** Start **

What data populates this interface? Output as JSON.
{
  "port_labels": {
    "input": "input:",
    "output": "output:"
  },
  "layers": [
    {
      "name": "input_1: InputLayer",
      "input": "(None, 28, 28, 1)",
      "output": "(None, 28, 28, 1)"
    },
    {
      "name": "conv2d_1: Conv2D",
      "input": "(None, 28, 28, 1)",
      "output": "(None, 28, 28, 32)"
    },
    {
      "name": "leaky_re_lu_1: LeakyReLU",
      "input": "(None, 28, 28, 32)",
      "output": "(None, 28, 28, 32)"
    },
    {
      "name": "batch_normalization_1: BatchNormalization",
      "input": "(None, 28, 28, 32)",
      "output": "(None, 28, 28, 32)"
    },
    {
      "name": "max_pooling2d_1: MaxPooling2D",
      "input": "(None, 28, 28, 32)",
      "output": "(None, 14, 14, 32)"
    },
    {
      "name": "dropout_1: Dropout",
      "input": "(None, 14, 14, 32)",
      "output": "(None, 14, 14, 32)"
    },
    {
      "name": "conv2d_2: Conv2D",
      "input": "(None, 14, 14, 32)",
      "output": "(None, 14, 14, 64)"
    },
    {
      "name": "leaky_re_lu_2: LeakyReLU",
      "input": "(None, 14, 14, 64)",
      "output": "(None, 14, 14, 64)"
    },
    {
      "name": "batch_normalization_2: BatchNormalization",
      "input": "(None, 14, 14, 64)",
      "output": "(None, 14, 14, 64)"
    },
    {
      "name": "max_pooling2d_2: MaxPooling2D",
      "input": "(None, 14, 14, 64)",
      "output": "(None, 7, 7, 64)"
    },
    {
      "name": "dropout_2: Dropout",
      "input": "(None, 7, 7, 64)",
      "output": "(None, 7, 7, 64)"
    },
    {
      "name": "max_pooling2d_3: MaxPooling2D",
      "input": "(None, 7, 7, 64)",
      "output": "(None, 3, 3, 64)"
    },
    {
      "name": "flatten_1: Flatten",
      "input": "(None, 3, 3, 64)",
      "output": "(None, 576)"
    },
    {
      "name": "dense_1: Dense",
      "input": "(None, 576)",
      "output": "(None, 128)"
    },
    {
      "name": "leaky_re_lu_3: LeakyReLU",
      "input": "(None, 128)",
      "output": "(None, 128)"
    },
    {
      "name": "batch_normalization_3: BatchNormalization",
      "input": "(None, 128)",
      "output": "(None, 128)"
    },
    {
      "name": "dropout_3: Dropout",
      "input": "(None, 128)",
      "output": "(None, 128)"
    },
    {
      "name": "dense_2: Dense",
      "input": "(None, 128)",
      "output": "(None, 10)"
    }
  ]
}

** End **

Copy all the records above exactly, missing none.

TASK ANSWER:
What data populates this interface? Output as JSON.
{
  "port_labels": {
    "input": "input:",
    "output": "output:"
  },
  "layers": [
    {
      "name": "input_1: InputLayer",
      "input": "(None, 28, 28, 1)",
      "output": "(None, 28, 28, 1)"
    },
    {
      "name": "conv2d_1: Conv2D",
      "input": "(None, 28, 28, 1)",
      "output": "(None, 28, 28, 32)"
    },
    {
      "name": "leaky_re_lu_1: LeakyReLU",
      "input": "(None, 28, 28, 32)",
      "output": "(None, 28, 28, 32)"
    },
    {
      "name": "batch_normalization_1: BatchNormalization",
      "input": "(None, 28, 28, 32)",
      "output": "(None, 28, 28, 32)"
    },
    {
      "name": "max_pooling2d_1: MaxPooling2D",
      "input": "(None, 28, 28, 32)",
      "output": "(None, 14, 14, 32)"
    },
    {
      "name": "dropout_1: Dropout",
      "input": "(None, 14, 14, 32)",
      "output": "(None, 14, 14, 32)"
    },
    {
      "name": "conv2d_2: Conv2D",
      "input": "(None, 14, 14, 32)",
      "output": "(None, 14, 14, 64)"
    },
    {
      "name": "leaky_re_lu_2: LeakyReLU",
      "input": "(None, 14, 14, 64)",
      "output": "(None, 14, 14, 64)"
    },
    {
      "name": "batch_normalization_2: BatchNormalization",
      "input": "(None, 14, 14, 64)",
      "output": "(None, 14, 14, 64)"
    },
    {
      "name": "max_pooling2d_2: MaxPooling2D",
      "input": "(None, 14, 14, 64)",
      "output": "(None, 7, 7, 64)"
    },
    {
      "name": "dropout_2: Dropout",
      "input": "(None, 7, 7, 64)",
      "output": "(None, 7, 7, 64)"
    },
    {
      "name": "max_pooling2d_3: MaxPooling2D",
      "input": "(None, 7, 7, 64)",
      "output": "(None, 3, 3, 64)"
    },
    {
      "name": "flatten_1: Flatten",
      "input": "(None, 3, 3, 64)",
      "output": "(None, 576)"
    },
    {
      "name": "dense_1: Dense",
      "input": "(None, 576)",
      "output": "(None, 128)"
    },
    {
      "name": "leaky_re_lu_3: LeakyReLU",
      "input": "(None, 128)",
      "output": "(None, 128)"
    },
    {
      "name": "batch_normalization_3: BatchNormalization",
      "input": "(None, 128)",
      "output": "(None, 128)"
    },
    {
      "name": "dropout_3: Dropout",
      "input": "(None, 128)",
      "output": "(None, 128)"
    },
    {
      "name": "dense_2: Dense",
      "input": "(None, 128)",
      "output": "(None, 10)"
    }
  ]
}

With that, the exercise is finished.